— To be done —
Extract the records below word for word and ignore the images.

— Source data —

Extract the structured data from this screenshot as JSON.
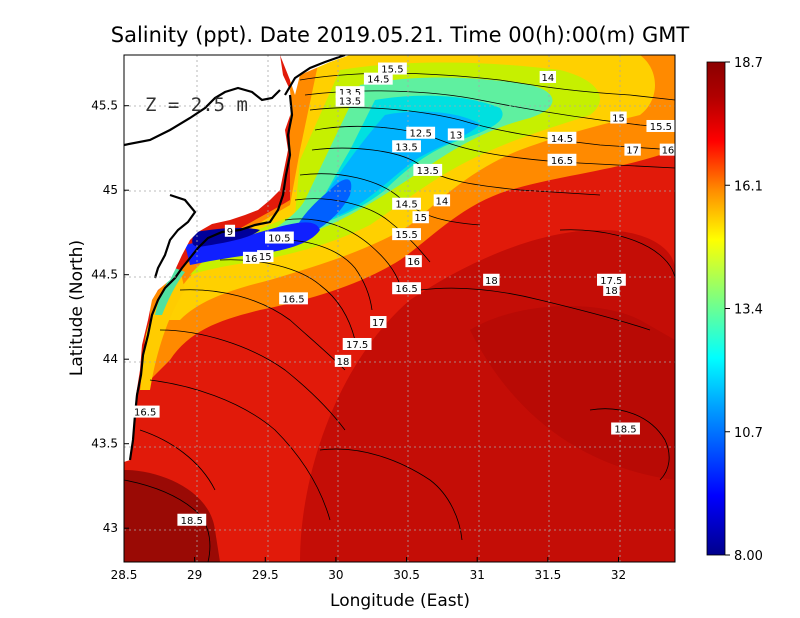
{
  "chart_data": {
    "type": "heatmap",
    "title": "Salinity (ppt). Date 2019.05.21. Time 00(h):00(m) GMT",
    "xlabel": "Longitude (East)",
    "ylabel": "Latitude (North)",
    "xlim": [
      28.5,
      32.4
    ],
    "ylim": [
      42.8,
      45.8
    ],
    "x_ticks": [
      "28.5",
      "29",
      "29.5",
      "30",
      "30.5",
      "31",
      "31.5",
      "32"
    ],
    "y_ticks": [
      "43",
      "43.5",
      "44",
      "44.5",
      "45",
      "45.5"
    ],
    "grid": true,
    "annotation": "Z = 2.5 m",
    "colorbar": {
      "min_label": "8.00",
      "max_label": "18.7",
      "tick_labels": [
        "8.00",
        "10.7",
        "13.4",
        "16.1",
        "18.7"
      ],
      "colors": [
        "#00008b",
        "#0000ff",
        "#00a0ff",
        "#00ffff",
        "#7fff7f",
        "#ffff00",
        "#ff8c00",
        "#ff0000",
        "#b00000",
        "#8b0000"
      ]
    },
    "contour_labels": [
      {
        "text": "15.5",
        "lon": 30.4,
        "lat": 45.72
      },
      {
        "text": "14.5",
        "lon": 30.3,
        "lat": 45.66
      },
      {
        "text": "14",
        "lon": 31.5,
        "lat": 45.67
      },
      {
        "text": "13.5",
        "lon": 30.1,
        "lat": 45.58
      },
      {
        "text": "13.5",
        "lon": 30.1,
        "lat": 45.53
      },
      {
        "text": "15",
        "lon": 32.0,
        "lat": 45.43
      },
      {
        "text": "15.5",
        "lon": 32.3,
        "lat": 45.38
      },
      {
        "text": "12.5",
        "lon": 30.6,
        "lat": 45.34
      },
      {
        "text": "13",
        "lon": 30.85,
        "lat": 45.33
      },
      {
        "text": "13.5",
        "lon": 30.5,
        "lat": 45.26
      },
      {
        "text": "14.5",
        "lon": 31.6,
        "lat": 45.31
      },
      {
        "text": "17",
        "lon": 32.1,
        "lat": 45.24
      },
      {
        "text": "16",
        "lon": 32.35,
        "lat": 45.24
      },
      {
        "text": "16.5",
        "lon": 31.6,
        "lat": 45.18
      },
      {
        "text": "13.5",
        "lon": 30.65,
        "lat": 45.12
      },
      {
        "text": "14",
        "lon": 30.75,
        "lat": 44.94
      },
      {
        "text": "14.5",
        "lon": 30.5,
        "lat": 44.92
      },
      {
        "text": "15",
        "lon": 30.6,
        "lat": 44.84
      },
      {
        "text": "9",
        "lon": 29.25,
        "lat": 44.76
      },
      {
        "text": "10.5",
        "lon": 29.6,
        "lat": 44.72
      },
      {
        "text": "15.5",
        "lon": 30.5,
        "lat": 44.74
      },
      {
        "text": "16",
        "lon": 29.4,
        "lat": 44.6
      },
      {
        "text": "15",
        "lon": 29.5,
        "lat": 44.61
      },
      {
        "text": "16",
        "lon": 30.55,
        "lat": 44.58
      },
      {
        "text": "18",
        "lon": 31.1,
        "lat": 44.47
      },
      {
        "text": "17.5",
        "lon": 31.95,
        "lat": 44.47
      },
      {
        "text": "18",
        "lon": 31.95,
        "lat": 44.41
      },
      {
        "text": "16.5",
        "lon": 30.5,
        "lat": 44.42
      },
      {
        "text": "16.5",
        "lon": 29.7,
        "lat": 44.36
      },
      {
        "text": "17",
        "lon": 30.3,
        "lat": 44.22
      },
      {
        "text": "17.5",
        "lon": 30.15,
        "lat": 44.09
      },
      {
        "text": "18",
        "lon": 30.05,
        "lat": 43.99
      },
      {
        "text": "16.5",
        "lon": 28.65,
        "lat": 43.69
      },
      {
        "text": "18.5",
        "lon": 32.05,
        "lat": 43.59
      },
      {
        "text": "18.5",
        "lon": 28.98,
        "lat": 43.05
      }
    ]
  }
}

— Completed exercise —
Extract the structured data from this screenshot as JSON.
{
  "chart_data": {
    "type": "heatmap",
    "title": "Salinity (ppt). Date 2019.05.21. Time 00(h):00(m) GMT",
    "xlabel": "Longitude (East)",
    "ylabel": "Latitude (North)",
    "xlim": [
      28.5,
      32.4
    ],
    "ylim": [
      42.8,
      45.8
    ],
    "x_ticks": [
      "28.5",
      "29",
      "29.5",
      "30",
      "30.5",
      "31",
      "31.5",
      "32"
    ],
    "y_ticks": [
      "43",
      "43.5",
      "44",
      "44.5",
      "45",
      "45.5"
    ],
    "grid": true,
    "annotation": "Z = 2.5 m",
    "colorbar": {
      "min_label": "8.00",
      "max_label": "18.7",
      "tick_labels": [
        "8.00",
        "10.7",
        "13.4",
        "16.1",
        "18.7"
      ],
      "colors": [
        "#00008b",
        "#0000ff",
        "#00a0ff",
        "#00ffff",
        "#7fff7f",
        "#ffff00",
        "#ff8c00",
        "#ff0000",
        "#b00000",
        "#8b0000"
      ]
    },
    "contour_labels": [
      {
        "text": "15.5",
        "lon": 30.4,
        "lat": 45.72
      },
      {
        "text": "14.5",
        "lon": 30.3,
        "lat": 45.66
      },
      {
        "text": "14",
        "lon": 31.5,
        "lat": 45.67
      },
      {
        "text": "13.5",
        "lon": 30.1,
        "lat": 45.58
      },
      {
        "text": "13.5",
        "lon": 30.1,
        "lat": 45.53
      },
      {
        "text": "15",
        "lon": 32.0,
        "lat": 45.43
      },
      {
        "text": "15.5",
        "lon": 32.3,
        "lat": 45.38
      },
      {
        "text": "12.5",
        "lon": 30.6,
        "lat": 45.34
      },
      {
        "text": "13",
        "lon": 30.85,
        "lat": 45.33
      },
      {
        "text": "13.5",
        "lon": 30.5,
        "lat": 45.26
      },
      {
        "text": "14.5",
        "lon": 31.6,
        "lat": 45.31
      },
      {
        "text": "17",
        "lon": 32.1,
        "lat": 45.24
      },
      {
        "text": "16",
        "lon": 32.35,
        "lat": 45.24
      },
      {
        "text": "16.5",
        "lon": 31.6,
        "lat": 45.18
      },
      {
        "text": "13.5",
        "lon": 30.65,
        "lat": 45.12
      },
      {
        "text": "14",
        "lon": 30.75,
        "lat": 44.94
      },
      {
        "text": "14.5",
        "lon": 30.5,
        "lat": 44.92
      },
      {
        "text": "15",
        "lon": 30.6,
        "lat": 44.84
      },
      {
        "text": "9",
        "lon": 29.25,
        "lat": 44.76
      },
      {
        "text": "10.5",
        "lon": 29.6,
        "lat": 44.72
      },
      {
        "text": "15.5",
        "lon": 30.5,
        "lat": 44.74
      },
      {
        "text": "16",
        "lon": 29.4,
        "lat": 44.6
      },
      {
        "text": "15",
        "lon": 29.5,
        "lat": 44.61
      },
      {
        "text": "16",
        "lon": 30.55,
        "lat": 44.58
      },
      {
        "text": "18",
        "lon": 31.1,
        "lat": 44.47
      },
      {
        "text": "17.5",
        "lon": 31.95,
        "lat": 44.47
      },
      {
        "text": "18",
        "lon": 31.95,
        "lat": 44.41
      },
      {
        "text": "16.5",
        "lon": 30.5,
        "lat": 44.42
      },
      {
        "text": "16.5",
        "lon": 29.7,
        "lat": 44.36
      },
      {
        "text": "17",
        "lon": 30.3,
        "lat": 44.22
      },
      {
        "text": "17.5",
        "lon": 30.15,
        "lat": 44.09
      },
      {
        "text": "18",
        "lon": 30.05,
        "lat": 43.99
      },
      {
        "text": "16.5",
        "lon": 28.65,
        "lat": 43.69
      },
      {
        "text": "18.5",
        "lon": 32.05,
        "lat": 43.59
      },
      {
        "text": "18.5",
        "lon": 28.98,
        "lat": 43.05
      }
    ]
  }
}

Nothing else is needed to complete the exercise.